▶ Exercise inputs
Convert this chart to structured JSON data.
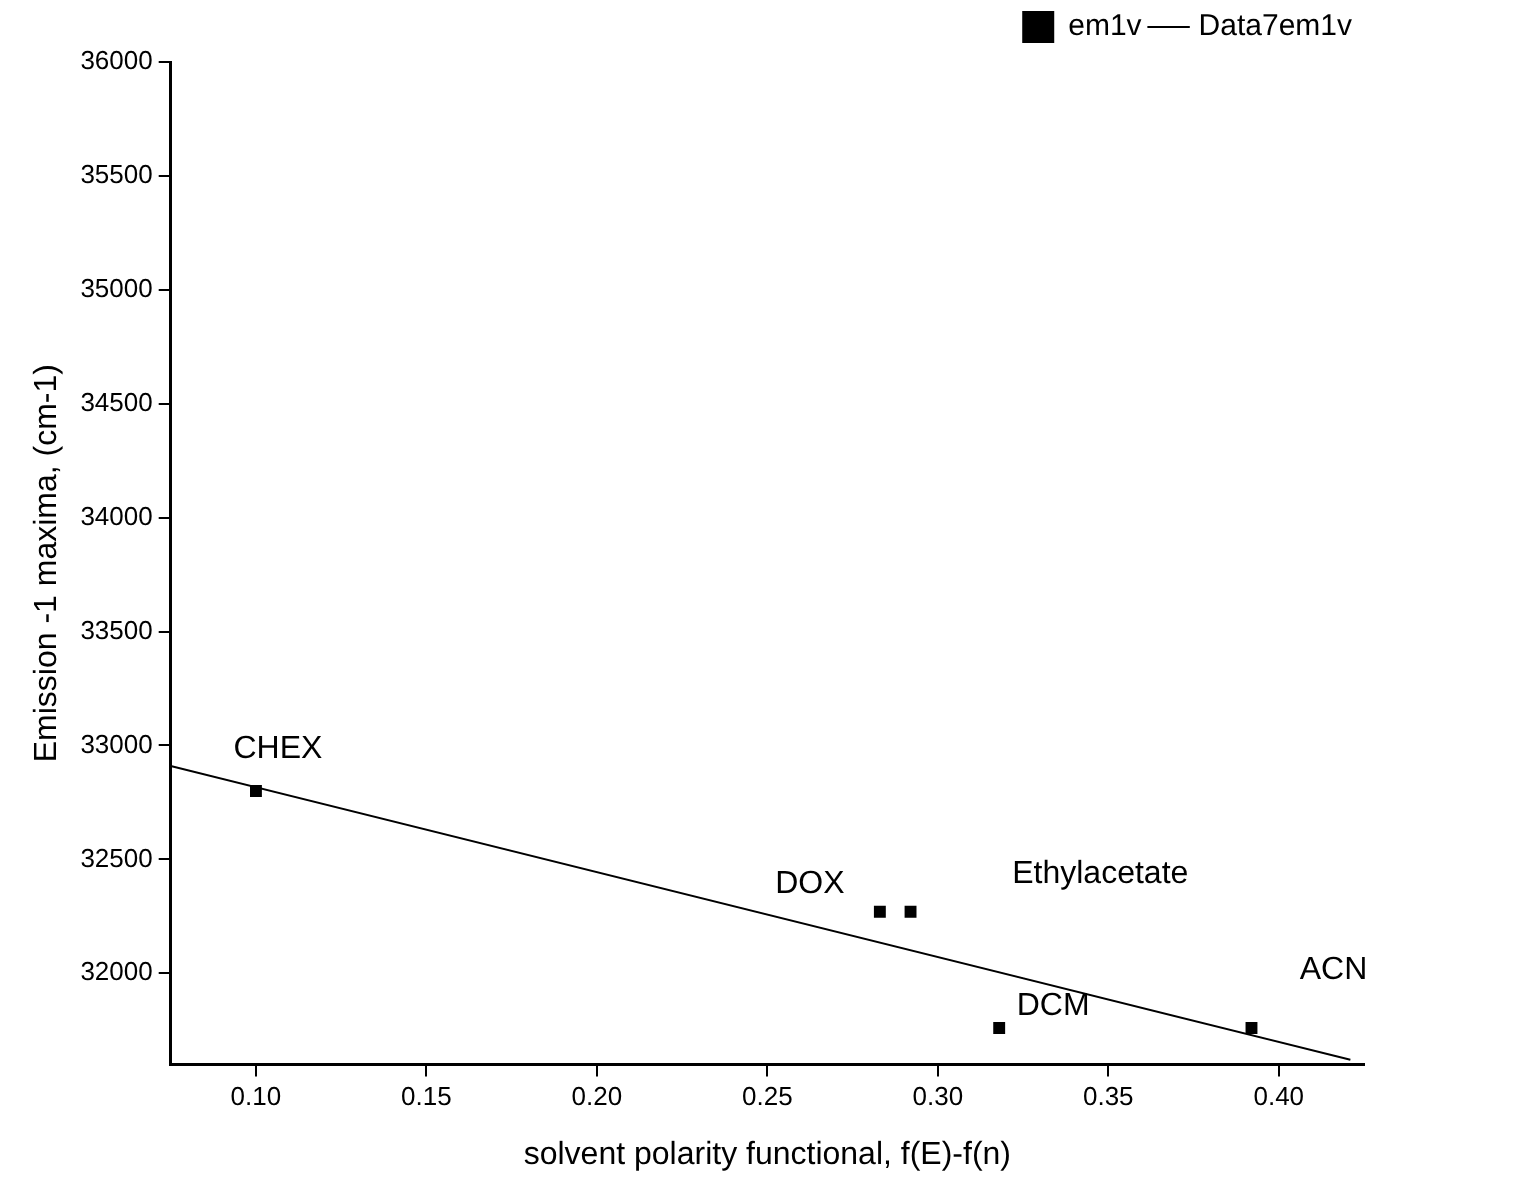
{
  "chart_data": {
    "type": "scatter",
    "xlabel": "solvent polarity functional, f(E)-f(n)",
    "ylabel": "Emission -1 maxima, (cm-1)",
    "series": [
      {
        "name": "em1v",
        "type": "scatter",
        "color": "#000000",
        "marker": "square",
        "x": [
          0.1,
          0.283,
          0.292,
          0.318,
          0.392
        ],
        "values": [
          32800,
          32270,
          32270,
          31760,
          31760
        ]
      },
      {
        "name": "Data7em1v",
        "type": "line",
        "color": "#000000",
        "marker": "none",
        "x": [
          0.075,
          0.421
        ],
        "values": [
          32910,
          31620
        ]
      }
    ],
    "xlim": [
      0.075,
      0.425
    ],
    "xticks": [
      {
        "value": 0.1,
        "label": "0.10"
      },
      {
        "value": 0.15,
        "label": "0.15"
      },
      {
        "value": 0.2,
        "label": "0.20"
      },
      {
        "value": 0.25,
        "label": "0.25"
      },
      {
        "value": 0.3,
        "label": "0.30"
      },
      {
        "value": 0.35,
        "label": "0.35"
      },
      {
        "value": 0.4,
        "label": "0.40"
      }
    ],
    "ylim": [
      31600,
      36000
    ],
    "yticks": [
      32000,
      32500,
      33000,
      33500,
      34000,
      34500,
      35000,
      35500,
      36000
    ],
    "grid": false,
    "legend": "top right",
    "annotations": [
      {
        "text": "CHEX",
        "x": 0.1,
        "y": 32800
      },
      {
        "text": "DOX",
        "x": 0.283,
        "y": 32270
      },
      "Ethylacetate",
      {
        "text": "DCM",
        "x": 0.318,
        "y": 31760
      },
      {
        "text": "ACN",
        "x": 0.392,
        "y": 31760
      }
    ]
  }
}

▶ Directive
Return the material word for word. Pictures are not part of the copy.

▶ Solution for this exercise
Convert this chart to structured JSON data.
{
  "chart_data": {
    "type": "scatter",
    "xlabel": "solvent polarity functional, f(E)-f(n)",
    "ylabel": "Emission -1 maxima, (cm-1)",
    "series": [
      {
        "name": "em1v",
        "type": "scatter",
        "color": "#000000",
        "marker": "square",
        "x": [
          0.1,
          0.283,
          0.292,
          0.318,
          0.392
        ],
        "values": [
          32800,
          32270,
          32270,
          31760,
          31760
        ]
      },
      {
        "name": "Data7em1v",
        "type": "line",
        "color": "#000000",
        "marker": "none",
        "x": [
          0.075,
          0.421
        ],
        "values": [
          32910,
          31620
        ]
      }
    ],
    "xlim": [
      0.075,
      0.425
    ],
    "xticks": [
      {
        "value": 0.1,
        "label": "0.10"
      },
      {
        "value": 0.15,
        "label": "0.15"
      },
      {
        "value": 0.2,
        "label": "0.20"
      },
      {
        "value": 0.25,
        "label": "0.25"
      },
      {
        "value": 0.3,
        "label": "0.30"
      },
      {
        "value": 0.35,
        "label": "0.35"
      },
      {
        "value": 0.4,
        "label": "0.40"
      }
    ],
    "ylim": [
      31600,
      36000
    ],
    "yticks": [
      32000,
      32500,
      33000,
      33500,
      34000,
      34500,
      35000,
      35500,
      36000
    ],
    "grid": false,
    "legend": "top right",
    "annotations": [
      {
        "text": "CHEX",
        "x": 0.1,
        "y": 32800
      },
      {
        "text": "DOX",
        "x": 0.283,
        "y": 32270
      },
      "Ethylacetate",
      {
        "text": "DCM",
        "x": 0.318,
        "y": 31760
      },
      {
        "text": "ACN",
        "x": 0.392,
        "y": 31760
      }
    ]
  }
}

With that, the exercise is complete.